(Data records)
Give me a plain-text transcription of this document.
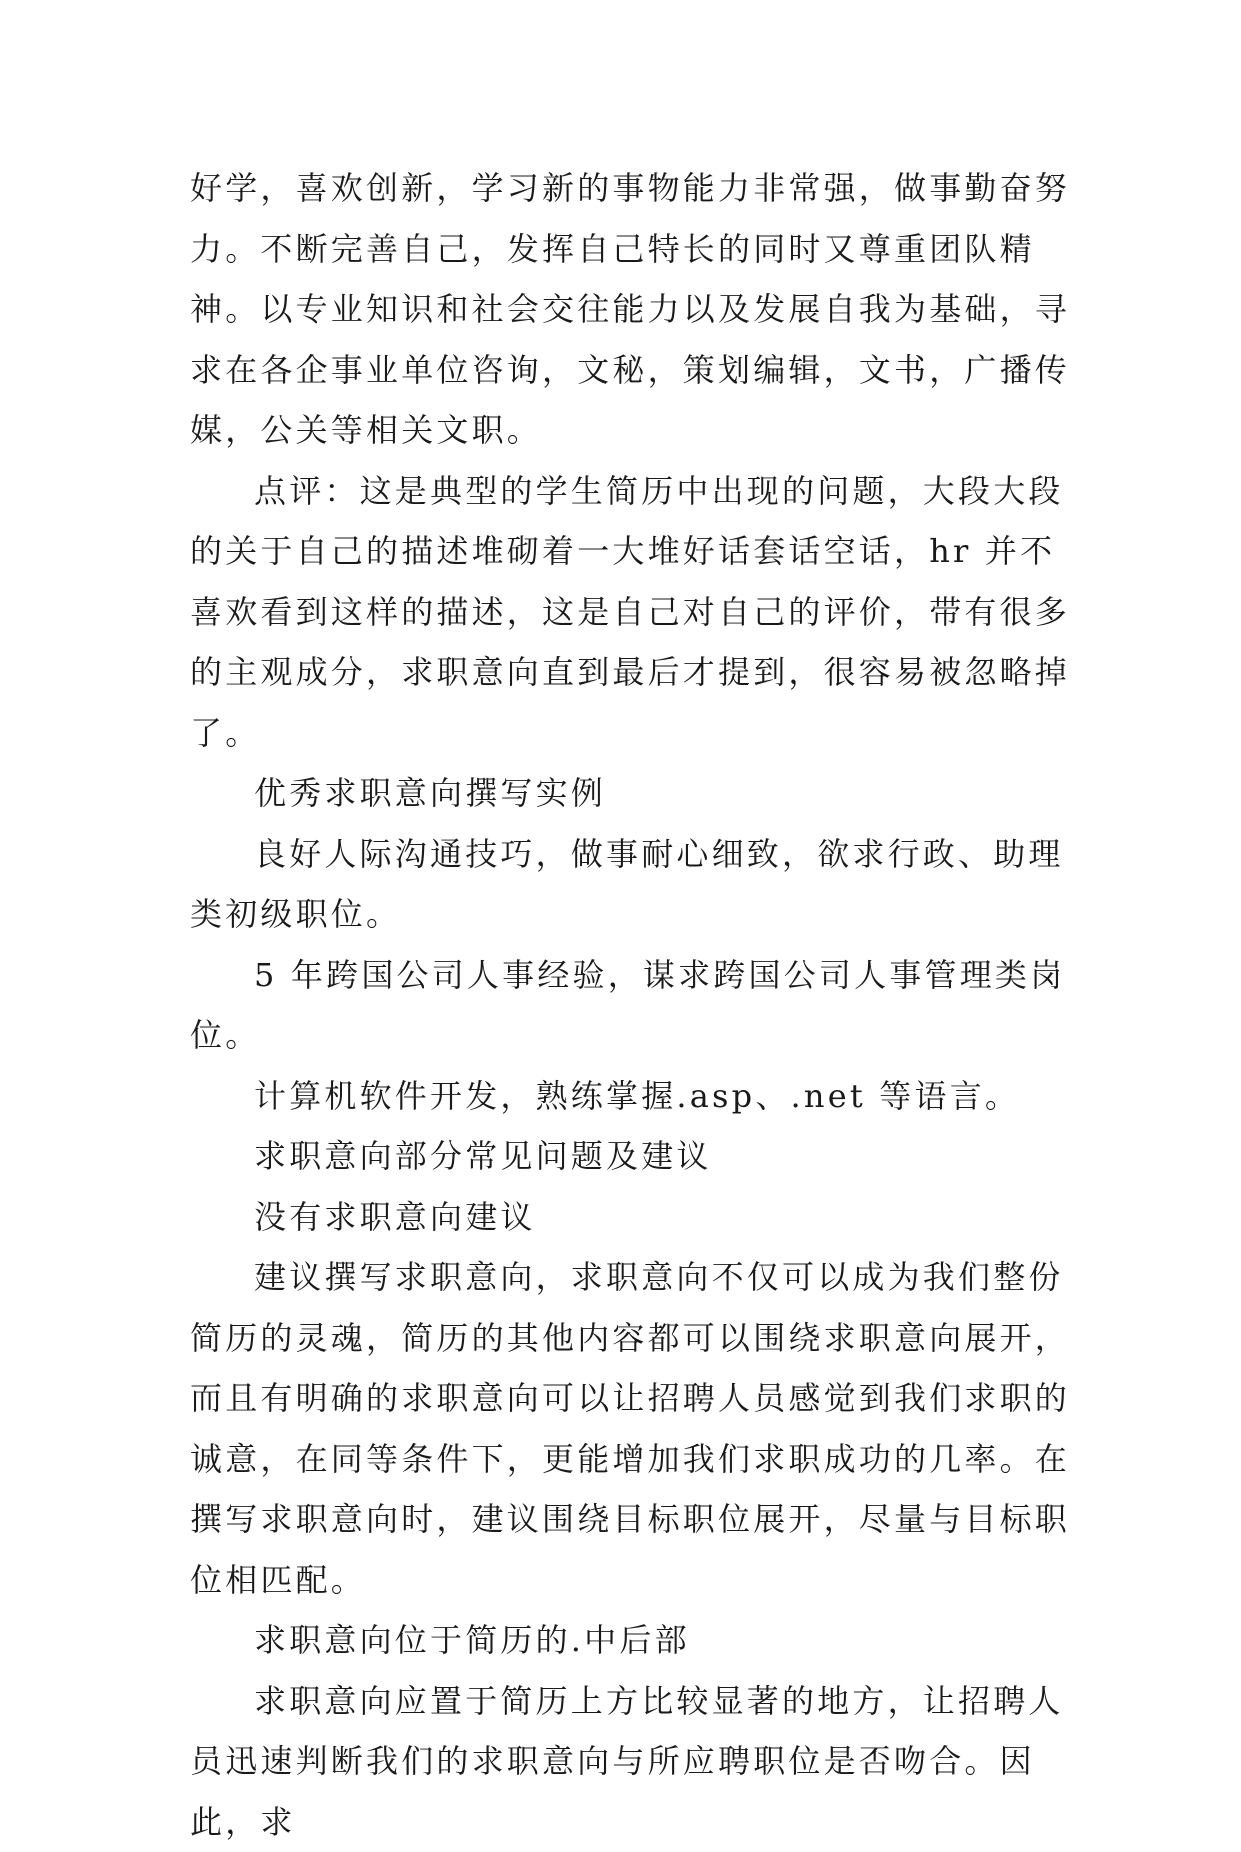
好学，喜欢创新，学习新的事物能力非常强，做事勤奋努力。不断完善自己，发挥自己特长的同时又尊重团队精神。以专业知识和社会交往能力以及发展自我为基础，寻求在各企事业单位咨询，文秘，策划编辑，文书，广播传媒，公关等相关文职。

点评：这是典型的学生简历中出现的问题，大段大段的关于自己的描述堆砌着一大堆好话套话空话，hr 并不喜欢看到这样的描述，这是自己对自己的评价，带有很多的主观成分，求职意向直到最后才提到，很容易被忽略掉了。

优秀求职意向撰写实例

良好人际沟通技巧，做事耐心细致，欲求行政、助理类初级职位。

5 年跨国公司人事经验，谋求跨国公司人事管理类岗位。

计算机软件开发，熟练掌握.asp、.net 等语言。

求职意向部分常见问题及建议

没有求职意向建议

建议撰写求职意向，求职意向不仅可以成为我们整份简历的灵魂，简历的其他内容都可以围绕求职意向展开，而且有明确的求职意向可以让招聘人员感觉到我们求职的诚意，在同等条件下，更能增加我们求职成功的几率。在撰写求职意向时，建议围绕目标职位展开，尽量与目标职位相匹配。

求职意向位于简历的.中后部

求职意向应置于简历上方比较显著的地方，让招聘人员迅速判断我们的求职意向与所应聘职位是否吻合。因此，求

...

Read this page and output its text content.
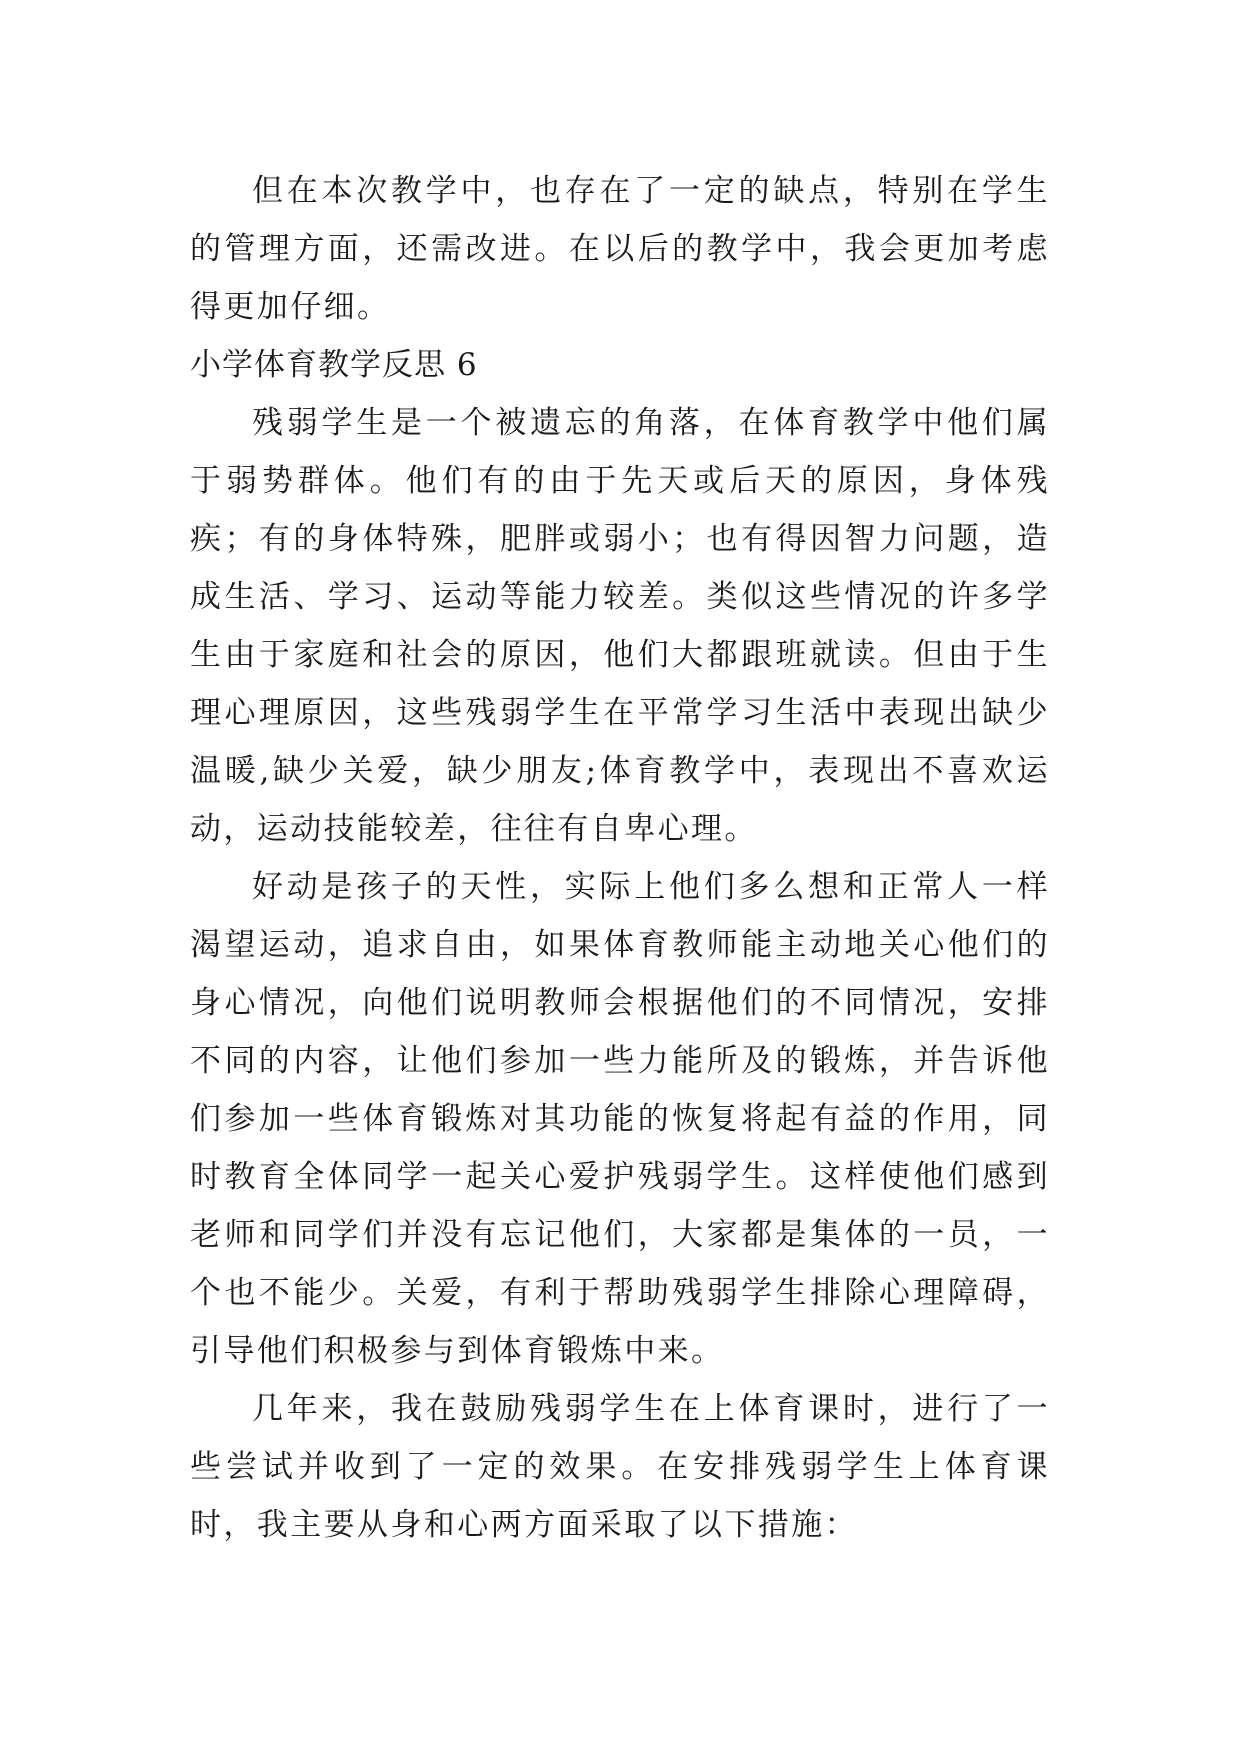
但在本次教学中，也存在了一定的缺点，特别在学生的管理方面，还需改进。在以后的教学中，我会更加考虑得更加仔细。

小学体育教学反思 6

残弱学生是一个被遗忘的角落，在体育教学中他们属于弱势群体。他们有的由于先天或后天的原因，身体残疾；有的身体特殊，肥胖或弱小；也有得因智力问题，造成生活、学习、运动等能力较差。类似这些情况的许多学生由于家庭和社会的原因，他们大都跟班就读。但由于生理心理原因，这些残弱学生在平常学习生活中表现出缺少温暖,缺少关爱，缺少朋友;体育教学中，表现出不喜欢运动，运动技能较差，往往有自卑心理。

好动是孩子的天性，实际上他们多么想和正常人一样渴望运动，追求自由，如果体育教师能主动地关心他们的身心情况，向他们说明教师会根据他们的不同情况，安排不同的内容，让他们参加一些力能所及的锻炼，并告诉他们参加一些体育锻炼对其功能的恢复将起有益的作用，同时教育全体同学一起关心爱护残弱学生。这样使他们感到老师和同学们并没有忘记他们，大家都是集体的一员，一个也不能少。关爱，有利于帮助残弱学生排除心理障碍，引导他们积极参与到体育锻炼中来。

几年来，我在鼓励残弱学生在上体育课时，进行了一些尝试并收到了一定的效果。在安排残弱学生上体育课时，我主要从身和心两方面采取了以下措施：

Problem description: Return the lines of the records that include the string "this".

Full output:
Give me a plain-text transcription of this document.
Read this page and output its text content.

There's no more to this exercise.